RECORDS SUPPLIED below:

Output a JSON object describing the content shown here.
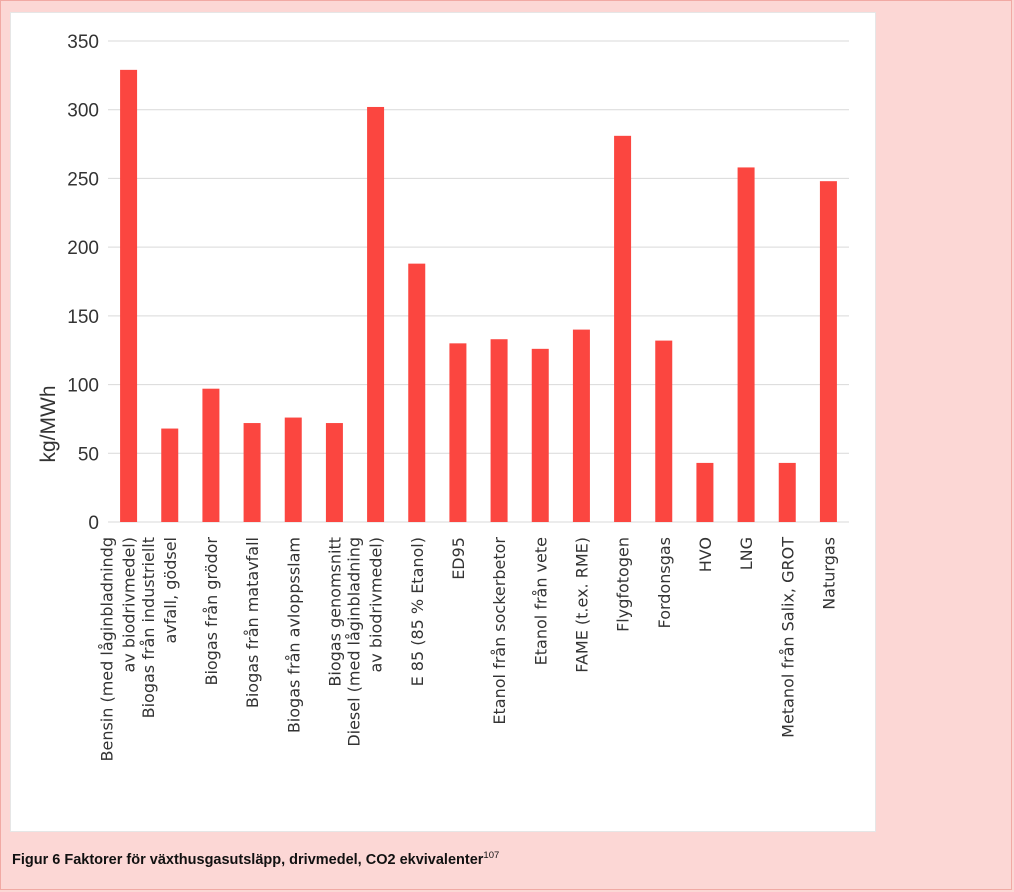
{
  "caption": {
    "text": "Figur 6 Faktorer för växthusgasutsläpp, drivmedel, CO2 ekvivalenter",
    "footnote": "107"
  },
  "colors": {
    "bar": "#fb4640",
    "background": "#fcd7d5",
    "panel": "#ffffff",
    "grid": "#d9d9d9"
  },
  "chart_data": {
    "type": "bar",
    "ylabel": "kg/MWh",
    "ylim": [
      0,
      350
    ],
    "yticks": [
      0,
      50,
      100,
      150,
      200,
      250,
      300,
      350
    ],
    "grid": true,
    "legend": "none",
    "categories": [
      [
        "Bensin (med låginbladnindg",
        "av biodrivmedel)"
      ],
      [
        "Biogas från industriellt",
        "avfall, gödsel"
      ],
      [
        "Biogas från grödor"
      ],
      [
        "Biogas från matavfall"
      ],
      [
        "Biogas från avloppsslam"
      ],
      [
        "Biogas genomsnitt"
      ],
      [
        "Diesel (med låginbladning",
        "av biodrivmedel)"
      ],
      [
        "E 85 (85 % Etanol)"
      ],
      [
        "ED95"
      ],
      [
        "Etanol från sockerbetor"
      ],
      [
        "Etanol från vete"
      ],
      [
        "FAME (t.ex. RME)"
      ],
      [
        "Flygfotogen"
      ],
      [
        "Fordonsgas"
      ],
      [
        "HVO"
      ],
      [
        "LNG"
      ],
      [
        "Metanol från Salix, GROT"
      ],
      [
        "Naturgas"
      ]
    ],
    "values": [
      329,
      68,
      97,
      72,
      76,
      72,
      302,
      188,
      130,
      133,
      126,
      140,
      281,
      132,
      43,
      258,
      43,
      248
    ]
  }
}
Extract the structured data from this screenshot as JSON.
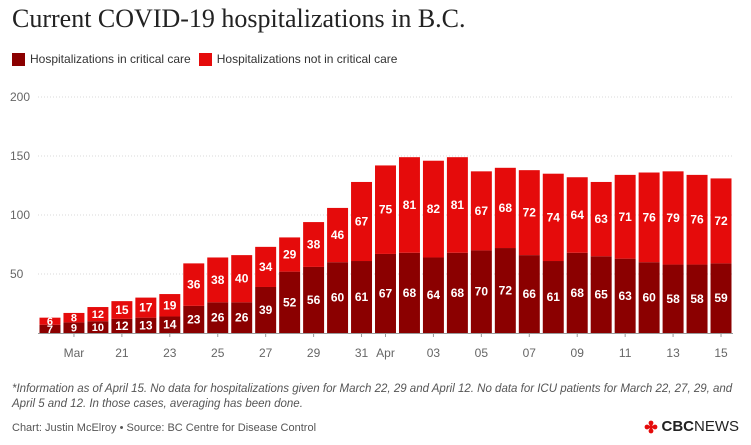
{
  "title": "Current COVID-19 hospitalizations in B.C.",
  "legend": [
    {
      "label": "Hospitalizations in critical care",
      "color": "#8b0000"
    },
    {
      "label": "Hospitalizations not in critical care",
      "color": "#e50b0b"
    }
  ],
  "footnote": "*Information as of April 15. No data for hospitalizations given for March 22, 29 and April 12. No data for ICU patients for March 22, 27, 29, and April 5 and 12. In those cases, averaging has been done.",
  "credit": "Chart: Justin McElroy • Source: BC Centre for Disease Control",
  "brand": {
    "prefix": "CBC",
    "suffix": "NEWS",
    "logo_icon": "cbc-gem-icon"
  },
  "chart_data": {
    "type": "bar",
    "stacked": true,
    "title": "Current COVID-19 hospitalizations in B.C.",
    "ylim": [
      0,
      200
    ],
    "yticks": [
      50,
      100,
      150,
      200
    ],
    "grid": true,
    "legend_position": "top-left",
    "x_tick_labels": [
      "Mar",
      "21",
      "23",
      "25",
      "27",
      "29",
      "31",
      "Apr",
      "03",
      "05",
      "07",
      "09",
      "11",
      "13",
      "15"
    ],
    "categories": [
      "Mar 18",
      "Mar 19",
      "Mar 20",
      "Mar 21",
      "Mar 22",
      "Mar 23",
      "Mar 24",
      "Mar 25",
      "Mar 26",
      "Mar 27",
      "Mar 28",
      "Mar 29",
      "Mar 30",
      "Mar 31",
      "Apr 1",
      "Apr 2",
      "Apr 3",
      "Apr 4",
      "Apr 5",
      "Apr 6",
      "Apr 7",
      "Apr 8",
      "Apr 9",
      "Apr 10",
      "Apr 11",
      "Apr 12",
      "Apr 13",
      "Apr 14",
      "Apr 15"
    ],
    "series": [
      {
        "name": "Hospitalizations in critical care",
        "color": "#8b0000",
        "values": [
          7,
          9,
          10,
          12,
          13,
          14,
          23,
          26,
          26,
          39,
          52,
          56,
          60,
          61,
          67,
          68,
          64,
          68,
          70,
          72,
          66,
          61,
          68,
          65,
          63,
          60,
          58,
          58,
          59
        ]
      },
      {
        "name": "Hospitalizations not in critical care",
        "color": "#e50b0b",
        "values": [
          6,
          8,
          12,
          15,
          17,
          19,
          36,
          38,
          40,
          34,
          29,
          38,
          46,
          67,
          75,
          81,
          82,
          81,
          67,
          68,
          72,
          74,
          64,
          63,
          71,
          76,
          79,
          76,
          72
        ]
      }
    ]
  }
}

End of RECORDS SUPPLIED.

__EXERCISE REQUIREMENTS__: Read the lines above. Gather those in which the string "COVID" is found.

__SOLUTION TO THIS TASK__:
  "title": "Current COVID-19 hospitalizations in B.C.",
    "title": "Current COVID-19 hospitalizations in B.C.",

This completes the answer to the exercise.